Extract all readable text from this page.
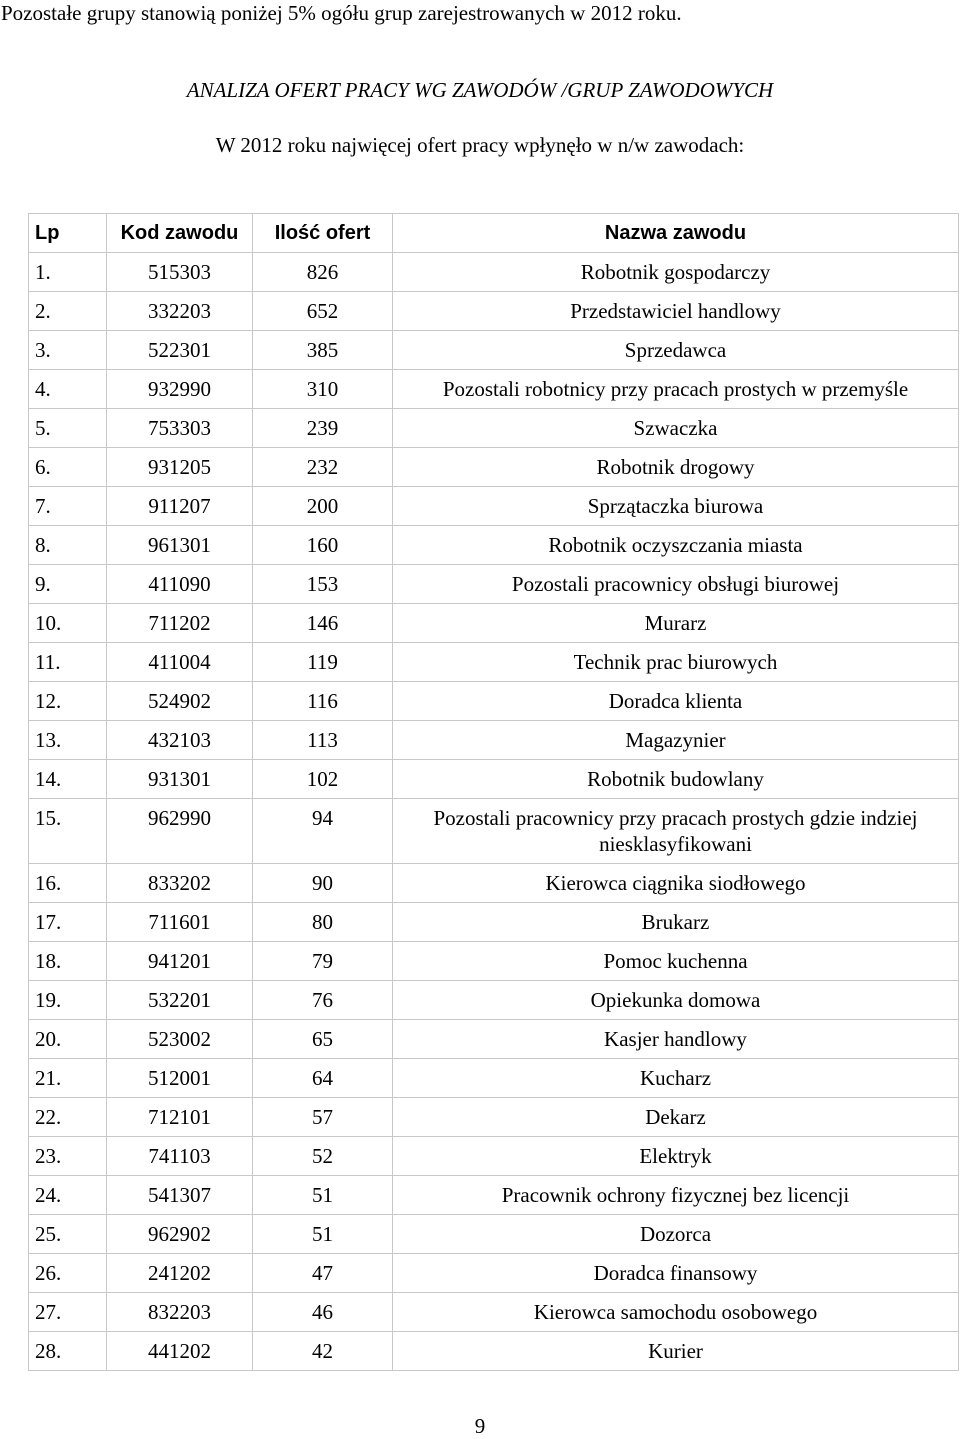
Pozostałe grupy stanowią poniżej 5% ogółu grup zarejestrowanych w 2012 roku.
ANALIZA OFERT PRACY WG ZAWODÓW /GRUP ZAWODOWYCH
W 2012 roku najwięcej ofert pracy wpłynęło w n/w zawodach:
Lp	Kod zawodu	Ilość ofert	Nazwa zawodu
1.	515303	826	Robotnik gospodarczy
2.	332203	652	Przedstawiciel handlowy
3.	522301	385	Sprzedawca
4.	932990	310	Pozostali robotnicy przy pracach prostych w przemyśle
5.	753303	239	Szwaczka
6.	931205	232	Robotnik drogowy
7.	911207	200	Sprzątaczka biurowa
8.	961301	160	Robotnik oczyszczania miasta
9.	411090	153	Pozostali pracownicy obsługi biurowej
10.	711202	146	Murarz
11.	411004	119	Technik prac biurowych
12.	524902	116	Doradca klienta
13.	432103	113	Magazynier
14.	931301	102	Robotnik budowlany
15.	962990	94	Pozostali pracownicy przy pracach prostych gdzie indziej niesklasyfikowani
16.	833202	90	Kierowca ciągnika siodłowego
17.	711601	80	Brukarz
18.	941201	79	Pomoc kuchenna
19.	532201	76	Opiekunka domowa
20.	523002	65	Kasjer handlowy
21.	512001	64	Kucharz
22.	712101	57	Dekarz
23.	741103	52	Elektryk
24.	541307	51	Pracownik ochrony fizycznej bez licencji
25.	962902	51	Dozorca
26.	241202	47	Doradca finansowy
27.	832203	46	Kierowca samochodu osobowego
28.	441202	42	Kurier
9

____

Task instructions ->
Reproduce each entry precisely, dropping only the pictures.

Complete answer ->
Extract all readable text from this page.
Pozostałe grupy stanowią poniżej 5% ogółu grup zarejestrowanych w 2012 roku.
ANALIZA OFERT PRACY WG ZAWODÓW /GRUP ZAWODOWYCH
W 2012 roku najwięcej ofert pracy wpłynęło w n/w zawodach:
Lp	Kod zawodu	Ilość ofert	Nazwa zawodu
1.	515303	826	Robotnik gospodarczy
2.	332203	652	Przedstawiciel handlowy
3.	522301	385	Sprzedawca
4.	932990	310	Pozostali robotnicy przy pracach prostych w przemyśle
5.	753303	239	Szwaczka
6.	931205	232	Robotnik drogowy
7.	911207	200	Sprzątaczka biurowa
8.	961301	160	Robotnik oczyszczania miasta
9.	411090	153	Pozostali pracownicy obsługi biurowej
10.	711202	146	Murarz
11.	411004	119	Technik prac biurowych
12.	524902	116	Doradca klienta
13.	432103	113	Magazynier
14.	931301	102	Robotnik budowlany
15.	962990	94	Pozostali pracownicy przy pracach prostych gdzie indziej niesklasyfikowani
16.	833202	90	Kierowca ciągnika siodłowego
17.	711601	80	Brukarz
18.	941201	79	Pomoc kuchenna
19.	532201	76	Opiekunka domowa
20.	523002	65	Kasjer handlowy
21.	512001	64	Kucharz
22.	712101	57	Dekarz
23.	741103	52	Elektryk
24.	541307	51	Pracownik ochrony fizycznej bez licencji
25.	962902	51	Dozorca
26.	241202	47	Doradca finansowy
27.	832203	46	Kierowca samochodu osobowego
28.	441202	42	Kurier
9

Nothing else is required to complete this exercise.